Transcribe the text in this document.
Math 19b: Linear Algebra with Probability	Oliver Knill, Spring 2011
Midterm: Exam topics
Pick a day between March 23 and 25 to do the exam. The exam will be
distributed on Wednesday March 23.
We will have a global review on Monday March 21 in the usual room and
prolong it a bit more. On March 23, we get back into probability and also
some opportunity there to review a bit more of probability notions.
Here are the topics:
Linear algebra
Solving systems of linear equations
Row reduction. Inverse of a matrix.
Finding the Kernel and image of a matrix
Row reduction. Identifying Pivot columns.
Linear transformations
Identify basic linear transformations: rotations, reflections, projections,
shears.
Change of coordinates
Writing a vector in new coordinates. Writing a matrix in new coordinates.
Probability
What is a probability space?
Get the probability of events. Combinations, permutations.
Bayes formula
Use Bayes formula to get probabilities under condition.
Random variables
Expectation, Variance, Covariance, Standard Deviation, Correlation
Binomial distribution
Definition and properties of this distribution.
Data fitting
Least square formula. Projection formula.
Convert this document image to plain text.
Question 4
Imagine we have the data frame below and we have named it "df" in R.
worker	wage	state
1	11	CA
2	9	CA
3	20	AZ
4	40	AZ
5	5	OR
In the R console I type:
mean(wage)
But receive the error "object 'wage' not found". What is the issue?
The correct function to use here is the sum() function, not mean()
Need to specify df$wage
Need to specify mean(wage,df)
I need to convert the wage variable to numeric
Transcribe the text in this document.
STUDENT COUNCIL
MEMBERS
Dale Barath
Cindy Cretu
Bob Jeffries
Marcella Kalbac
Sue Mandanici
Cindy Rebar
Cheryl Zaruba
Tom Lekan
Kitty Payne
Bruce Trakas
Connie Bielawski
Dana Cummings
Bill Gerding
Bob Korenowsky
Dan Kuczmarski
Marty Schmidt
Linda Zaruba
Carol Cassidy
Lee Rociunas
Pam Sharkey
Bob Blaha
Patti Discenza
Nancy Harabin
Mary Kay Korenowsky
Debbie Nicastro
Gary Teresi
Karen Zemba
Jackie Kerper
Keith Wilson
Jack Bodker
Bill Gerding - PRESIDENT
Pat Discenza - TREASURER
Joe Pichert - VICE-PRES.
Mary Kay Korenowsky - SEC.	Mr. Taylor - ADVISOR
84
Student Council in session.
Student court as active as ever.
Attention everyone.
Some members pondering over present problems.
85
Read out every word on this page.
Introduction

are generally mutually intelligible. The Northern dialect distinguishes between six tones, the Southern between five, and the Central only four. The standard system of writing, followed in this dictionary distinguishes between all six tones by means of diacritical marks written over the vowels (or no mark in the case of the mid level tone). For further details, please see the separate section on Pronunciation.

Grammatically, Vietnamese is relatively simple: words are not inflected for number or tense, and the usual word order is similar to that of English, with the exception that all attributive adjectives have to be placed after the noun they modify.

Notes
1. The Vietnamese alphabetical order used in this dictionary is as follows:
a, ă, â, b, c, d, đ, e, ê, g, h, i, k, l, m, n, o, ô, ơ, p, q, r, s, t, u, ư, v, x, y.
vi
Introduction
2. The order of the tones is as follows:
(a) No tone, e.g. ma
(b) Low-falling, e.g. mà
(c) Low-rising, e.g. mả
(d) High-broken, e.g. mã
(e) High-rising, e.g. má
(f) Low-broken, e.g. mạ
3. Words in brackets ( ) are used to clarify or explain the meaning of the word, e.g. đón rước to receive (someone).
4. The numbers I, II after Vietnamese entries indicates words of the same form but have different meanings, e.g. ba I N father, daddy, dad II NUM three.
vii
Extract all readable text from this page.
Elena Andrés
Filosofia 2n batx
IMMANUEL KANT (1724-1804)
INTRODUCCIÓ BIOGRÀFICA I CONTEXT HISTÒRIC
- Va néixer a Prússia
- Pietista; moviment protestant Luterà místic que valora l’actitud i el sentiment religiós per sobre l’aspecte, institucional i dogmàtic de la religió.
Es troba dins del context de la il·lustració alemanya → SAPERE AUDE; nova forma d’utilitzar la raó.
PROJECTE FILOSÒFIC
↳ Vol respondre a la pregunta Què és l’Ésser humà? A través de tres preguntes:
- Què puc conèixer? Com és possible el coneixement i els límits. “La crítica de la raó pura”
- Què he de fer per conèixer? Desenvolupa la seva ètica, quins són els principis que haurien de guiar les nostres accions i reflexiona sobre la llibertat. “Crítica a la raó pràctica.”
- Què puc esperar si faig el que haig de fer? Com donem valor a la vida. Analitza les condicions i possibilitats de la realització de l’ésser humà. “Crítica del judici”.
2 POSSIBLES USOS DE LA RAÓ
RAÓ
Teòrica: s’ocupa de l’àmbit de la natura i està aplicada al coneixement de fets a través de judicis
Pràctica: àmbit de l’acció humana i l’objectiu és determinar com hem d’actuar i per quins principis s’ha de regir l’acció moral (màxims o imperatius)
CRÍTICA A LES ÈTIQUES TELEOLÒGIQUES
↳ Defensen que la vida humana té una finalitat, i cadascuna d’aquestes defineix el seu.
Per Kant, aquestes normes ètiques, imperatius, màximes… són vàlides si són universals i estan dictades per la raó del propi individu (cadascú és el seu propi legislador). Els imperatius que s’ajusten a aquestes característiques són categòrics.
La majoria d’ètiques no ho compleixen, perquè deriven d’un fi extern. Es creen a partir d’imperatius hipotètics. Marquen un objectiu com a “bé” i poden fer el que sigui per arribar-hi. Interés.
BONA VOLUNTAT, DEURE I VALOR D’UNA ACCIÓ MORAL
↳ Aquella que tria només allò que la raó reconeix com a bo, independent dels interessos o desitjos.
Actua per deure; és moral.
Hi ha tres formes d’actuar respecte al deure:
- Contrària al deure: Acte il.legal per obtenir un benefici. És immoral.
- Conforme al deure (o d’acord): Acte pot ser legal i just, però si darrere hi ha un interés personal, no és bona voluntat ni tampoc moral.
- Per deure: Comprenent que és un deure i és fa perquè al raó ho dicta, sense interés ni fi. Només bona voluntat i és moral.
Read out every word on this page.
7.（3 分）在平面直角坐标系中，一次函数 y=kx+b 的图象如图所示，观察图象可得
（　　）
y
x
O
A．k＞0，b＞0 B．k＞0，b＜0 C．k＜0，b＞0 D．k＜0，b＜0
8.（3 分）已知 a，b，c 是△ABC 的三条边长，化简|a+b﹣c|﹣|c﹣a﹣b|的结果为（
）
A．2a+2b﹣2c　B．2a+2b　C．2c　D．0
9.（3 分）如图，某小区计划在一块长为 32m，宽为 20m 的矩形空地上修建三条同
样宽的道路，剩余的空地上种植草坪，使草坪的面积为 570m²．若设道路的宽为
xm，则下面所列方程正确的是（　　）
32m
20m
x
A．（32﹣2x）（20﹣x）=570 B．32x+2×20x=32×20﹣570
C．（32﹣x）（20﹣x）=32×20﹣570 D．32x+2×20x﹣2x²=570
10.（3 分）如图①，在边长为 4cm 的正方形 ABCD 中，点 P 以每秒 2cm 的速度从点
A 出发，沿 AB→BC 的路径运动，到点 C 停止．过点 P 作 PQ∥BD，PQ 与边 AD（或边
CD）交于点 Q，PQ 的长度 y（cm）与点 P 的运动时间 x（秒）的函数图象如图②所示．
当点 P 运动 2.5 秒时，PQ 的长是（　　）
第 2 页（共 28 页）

++++++

THE TASK
Answer only with how many lines in the records include "High".

THE RESULT
2